Activity: Keeping every line intact, repeat the data word for word.

-------- Data for this exercise --------

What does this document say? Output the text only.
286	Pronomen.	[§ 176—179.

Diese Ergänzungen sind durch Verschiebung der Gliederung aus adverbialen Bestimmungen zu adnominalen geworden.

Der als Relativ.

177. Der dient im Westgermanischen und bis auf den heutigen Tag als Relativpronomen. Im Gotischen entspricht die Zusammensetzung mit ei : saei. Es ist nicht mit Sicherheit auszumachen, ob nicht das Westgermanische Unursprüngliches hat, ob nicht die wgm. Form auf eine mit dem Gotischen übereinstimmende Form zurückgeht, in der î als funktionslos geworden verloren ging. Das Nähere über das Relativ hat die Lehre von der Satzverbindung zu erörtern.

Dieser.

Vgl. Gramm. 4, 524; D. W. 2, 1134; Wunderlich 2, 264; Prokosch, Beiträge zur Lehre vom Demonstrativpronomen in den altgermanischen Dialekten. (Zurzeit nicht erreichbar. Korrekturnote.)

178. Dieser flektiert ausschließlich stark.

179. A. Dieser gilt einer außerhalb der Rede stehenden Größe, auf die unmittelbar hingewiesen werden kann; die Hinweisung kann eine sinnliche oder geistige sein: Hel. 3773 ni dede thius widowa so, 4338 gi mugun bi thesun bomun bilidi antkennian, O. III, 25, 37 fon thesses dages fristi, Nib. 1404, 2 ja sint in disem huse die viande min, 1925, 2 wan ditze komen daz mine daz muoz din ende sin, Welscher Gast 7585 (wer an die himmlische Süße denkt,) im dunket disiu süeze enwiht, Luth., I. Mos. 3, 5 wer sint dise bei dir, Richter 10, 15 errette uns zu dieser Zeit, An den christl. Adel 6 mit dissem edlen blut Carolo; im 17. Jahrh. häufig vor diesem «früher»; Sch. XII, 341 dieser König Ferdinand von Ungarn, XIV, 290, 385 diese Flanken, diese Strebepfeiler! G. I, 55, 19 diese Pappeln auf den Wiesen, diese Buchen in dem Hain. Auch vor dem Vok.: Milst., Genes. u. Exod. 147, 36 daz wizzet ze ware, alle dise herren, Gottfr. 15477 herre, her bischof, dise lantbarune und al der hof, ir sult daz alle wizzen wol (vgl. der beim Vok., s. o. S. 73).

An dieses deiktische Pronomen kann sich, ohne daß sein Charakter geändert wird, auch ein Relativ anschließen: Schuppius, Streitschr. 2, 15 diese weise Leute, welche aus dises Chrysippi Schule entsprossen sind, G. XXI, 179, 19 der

--------

Expected output:
What does this document say? Output the text only.
286	Pronomen.	[§ 176—179.

Diese Ergänzungen sind durch Verschiebung der Gliederung aus adverbialen Bestimmungen zu adnominalen geworden.

Der als Relativ.

177. Der dient im Westgermanischen und bis auf den heutigen Tag als Relativpronomen. Im Gotischen entspricht die Zusammensetzung mit ei : saei. Es ist nicht mit Sicherheit auszumachen, ob nicht das Westgermanische Unursprüngliches hat, ob nicht die wgm. Form auf eine mit dem Gotischen übereinstimmende Form zurückgeht, in der î als funktionslos geworden verloren ging. Das Nähere über das Relativ hat die Lehre von der Satzverbindung zu erörtern.

Dieser.

Vgl. Gramm. 4, 524; D. W. 2, 1134; Wunderlich 2, 264; Prokosch, Beiträge zur Lehre vom Demonstrativpronomen in den altgermanischen Dialekten. (Zurzeit nicht erreichbar. Korrekturnote.)

178. Dieser flektiert ausschließlich stark.

179. A. Dieser gilt einer außerhalb der Rede stehenden Größe, auf die unmittelbar hingewiesen werden kann; die Hinweisung kann eine sinnliche oder geistige sein: Hel. 3773 ni dede thius widowa so, 4338 gi mugun bi thesun bomun bilidi antkennian, O. III, 25, 37 fon thesses dages fristi, Nib. 1404, 2 ja sint in disem huse die viande min, 1925, 2 wan ditze komen daz mine daz muoz din ende sin, Welscher Gast 7585 (wer an die himmlische Süße denkt,) im dunket disiu süeze enwiht, Luth., I. Mos. 3, 5 wer sint dise bei dir, Richter 10, 15 errette uns zu dieser Zeit, An den christl. Adel 6 mit dissem edlen blut Carolo; im 17. Jahrh. häufig vor diesem «früher»; Sch. XII, 341 dieser König Ferdinand von Ungarn, XIV, 290, 385 diese Flanken, diese Strebepfeiler! G. I, 55, 19 diese Pappeln auf den Wiesen, diese Buchen in dem Hain. Auch vor dem Vok.: Milst., Genes. u. Exod. 147, 36 daz wizzet ze ware, alle dise herren, Gottfr. 15477 herre, her bischof, dise lantbarune und al der hof, ir sult daz alle wizzen wol (vgl. der beim Vok., s. o. S. 73).

An dieses deiktische Pronomen kann sich, ohne daß sein Charakter geändert wird, auch ein Relativ anschließen: Schuppius, Streitschr. 2, 15 diese weise Leute, welche aus dises Chrysippi Schule entsprossen sind, G. XXI, 179, 19 der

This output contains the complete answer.